Dataset extract start
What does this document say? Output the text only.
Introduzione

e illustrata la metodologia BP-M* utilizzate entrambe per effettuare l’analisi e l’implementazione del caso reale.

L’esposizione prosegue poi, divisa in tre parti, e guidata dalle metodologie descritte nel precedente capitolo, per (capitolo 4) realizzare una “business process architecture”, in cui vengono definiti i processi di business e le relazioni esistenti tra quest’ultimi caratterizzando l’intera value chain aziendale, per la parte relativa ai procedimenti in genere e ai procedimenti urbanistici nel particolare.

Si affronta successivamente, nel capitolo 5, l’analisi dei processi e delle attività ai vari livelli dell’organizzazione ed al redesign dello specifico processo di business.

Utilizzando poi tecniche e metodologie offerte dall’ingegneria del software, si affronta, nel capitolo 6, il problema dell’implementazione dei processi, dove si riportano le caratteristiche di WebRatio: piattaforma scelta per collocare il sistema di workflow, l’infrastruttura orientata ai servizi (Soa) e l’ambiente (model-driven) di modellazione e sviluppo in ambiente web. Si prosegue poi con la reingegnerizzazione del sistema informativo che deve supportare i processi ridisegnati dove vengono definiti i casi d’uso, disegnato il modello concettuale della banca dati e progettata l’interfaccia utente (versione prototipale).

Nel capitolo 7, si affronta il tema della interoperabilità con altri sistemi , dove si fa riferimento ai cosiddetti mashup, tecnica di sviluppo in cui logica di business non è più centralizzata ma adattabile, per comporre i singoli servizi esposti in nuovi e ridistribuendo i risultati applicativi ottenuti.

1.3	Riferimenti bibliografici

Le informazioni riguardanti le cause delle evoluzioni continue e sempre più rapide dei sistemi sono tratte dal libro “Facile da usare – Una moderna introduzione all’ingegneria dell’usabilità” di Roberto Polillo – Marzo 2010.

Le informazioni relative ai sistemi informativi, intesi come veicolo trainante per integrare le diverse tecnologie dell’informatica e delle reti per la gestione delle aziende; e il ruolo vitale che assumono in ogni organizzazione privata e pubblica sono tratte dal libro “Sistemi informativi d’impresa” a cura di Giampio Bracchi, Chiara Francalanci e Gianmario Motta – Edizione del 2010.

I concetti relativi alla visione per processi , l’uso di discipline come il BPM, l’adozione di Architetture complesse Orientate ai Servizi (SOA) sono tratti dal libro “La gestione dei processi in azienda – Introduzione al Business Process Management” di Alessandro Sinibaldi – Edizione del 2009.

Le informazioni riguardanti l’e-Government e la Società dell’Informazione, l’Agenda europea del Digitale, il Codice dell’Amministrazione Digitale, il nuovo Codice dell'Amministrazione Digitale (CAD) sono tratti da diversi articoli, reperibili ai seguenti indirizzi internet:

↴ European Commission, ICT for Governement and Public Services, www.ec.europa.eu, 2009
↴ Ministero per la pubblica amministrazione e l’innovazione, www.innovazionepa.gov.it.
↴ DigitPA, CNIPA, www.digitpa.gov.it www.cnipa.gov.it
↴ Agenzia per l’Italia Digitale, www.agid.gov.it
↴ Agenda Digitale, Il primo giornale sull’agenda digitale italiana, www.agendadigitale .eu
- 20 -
Dataset extract end
Task brief: Track down every line of the material containing the string "analisi", and copy it.

Exercise output:
e illustrata la metodologia BP-M* utilizzate entrambe per effettuare l’analisi e l’implementazione del caso reale.
Si affronta successivamente, nel capitolo 5, l’analisi dei processi e delle attività ai vari livelli dell’organizzazione ed al redesign dello specifico processo di business.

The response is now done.